What is being asked — Whenever "syndrome" appears in a line of the entries below, that line counts; give the total only.

Data listing —
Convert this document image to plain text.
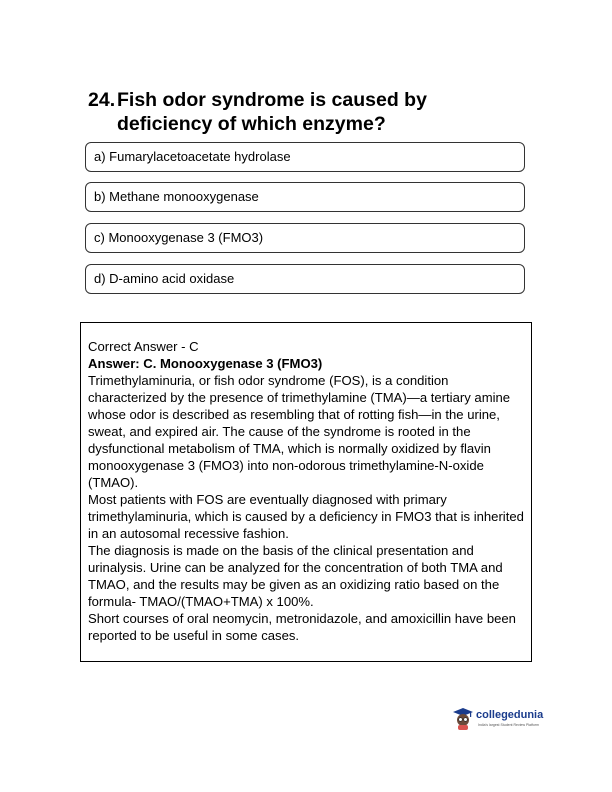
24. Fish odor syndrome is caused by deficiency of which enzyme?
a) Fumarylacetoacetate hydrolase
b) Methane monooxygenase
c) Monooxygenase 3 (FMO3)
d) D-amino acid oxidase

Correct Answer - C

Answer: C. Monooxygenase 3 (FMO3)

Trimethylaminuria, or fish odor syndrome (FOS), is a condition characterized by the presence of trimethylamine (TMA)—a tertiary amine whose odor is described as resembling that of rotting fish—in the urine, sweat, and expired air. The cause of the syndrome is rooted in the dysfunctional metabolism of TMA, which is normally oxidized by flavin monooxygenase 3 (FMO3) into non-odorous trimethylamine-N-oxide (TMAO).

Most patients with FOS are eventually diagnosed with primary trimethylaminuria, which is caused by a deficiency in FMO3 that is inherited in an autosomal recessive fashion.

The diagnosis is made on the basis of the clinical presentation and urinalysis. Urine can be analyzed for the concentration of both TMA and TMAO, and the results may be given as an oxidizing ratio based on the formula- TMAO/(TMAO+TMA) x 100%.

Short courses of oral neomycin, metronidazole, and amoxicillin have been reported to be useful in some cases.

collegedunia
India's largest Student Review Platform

Reply to the exercise — 2